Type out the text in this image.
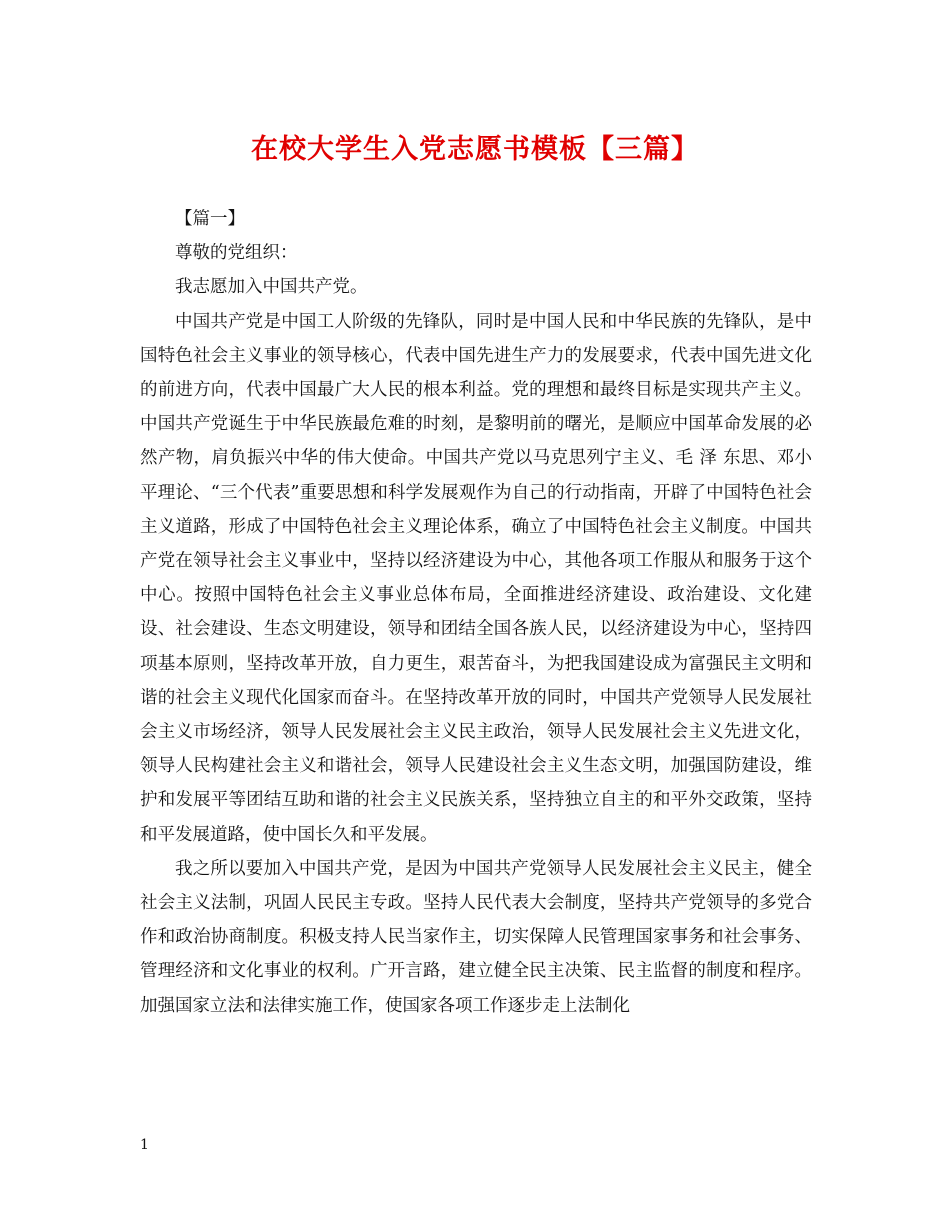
在校大学生入党志愿书模板【三篇】

【篇一】

尊敬的党组织：

我志愿加入中国共产党。

中国共产党是中国工人阶级的先锋队，同时是中国人民和中华民族的先锋队，是中国特色社会主义事业的领导核心，代表中国先进生产力的发展要求，代表中国先进文化的前进方向，代表中国最广大人民的根本利益。党的理想和最终目标是实现共产主义。中国共产党诞生于中华民族最危难的时刻，是黎明前的曙光，是顺应中国革命发展的必然产物，肩负振兴中华的伟大使命。中国共产党以马克思列宁主义、毛 泽 东思、邓小平理论、“三个代表”重要思想和科学发展观作为自己的行动指南，开辟了中国特色社会主义道路，形成了中国特色社会主义理论体系，确立了中国特色社会主义制度。中国共产党在领导社会主义事业中，坚持以经济建设为中心，其他各项工作服从和服务于这个中心。按照中国特色社会主义事业总体布局，全面推进经济建设、政治建设、文化建设、社会建设、生态文明建设，领导和团结全国各族人民，以经济建设为中心，坚持四项基本原则，坚持改革开放，自力更生，艰苦奋斗，为把我国建设成为富强民主文明和谐的社会主义现代化国家而奋斗。在坚持改革开放的同时，中国共产党领导人民发展社会主义市场经济，领导人民发展社会主义民主政治，领导人民发展社会主义先进文化，领导人民构建社会主义和谐社会，领导人民建设社会主义生态文明，加强国防建设，维护和发展平等团结互助和谐的社会主义民族关系，坚持独立自主的和平外交政策，坚持和平发展道路，使中国长久和平发展。

我之所以要加入中国共产党，是因为中国共产党领导人民发展社会主义民主，健全社会主义法制，巩固人民民主专政。坚持人民代表大会制度，坚持共产党领导的多党合作和政治协商制度。积极支持人民当家作主，切实保障人民管理国家事务和社会事务、管理经济和文化事业的权利。广开言路，建立健全民主决策、民主监督的制度和程序。加强国家立法和法律实施工作，使国家各项工作逐步走上法制化

1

Task requirements: All of the data needs repeating exactly, but the pictures do not.

Task answer:
Type out the text in this image.
在校大学生入党志愿书模板【三篇】

【篇一】

尊敬的党组织：

我志愿加入中国共产党。

中国共产党是中国工人阶级的先锋队，同时是中国人民和中华民族的先锋队，是中国特色社会主义事业的领导核心，代表中国先进生产力的发展要求，代表中国先进文化的前进方向，代表中国最广大人民的根本利益。党的理想和最终目标是实现共产主义。中国共产党诞生于中华民族最危难的时刻，是黎明前的曙光，是顺应中国革命发展的必然产物，肩负振兴中华的伟大使命。中国共产党以马克思列宁主义、毛 泽 东思、邓小平理论、“三个代表”重要思想和科学发展观作为自己的行动指南，开辟了中国特色社会主义道路，形成了中国特色社会主义理论体系，确立了中国特色社会主义制度。中国共产党在领导社会主义事业中，坚持以经济建设为中心，其他各项工作服从和服务于这个中心。按照中国特色社会主义事业总体布局，全面推进经济建设、政治建设、文化建设、社会建设、生态文明建设，领导和团结全国各族人民，以经济建设为中心，坚持四项基本原则，坚持改革开放，自力更生，艰苦奋斗，为把我国建设成为富强民主文明和谐的社会主义现代化国家而奋斗。在坚持改革开放的同时，中国共产党领导人民发展社会主义市场经济，领导人民发展社会主义民主政治，领导人民发展社会主义先进文化，领导人民构建社会主义和谐社会，领导人民建设社会主义生态文明，加强国防建设，维护和发展平等团结互助和谐的社会主义民族关系，坚持独立自主的和平外交政策，坚持和平发展道路，使中国长久和平发展。

我之所以要加入中国共产党，是因为中国共产党领导人民发展社会主义民主，健全社会主义法制，巩固人民民主专政。坚持人民代表大会制度，坚持共产党领导的多党合作和政治协商制度。积极支持人民当家作主，切实保障人民管理国家事务和社会事务、管理经济和文化事业的权利。广开言路，建立健全民主决策、民主监督的制度和程序。加强国家立法和法律实施工作，使国家各项工作逐步走上法制化

1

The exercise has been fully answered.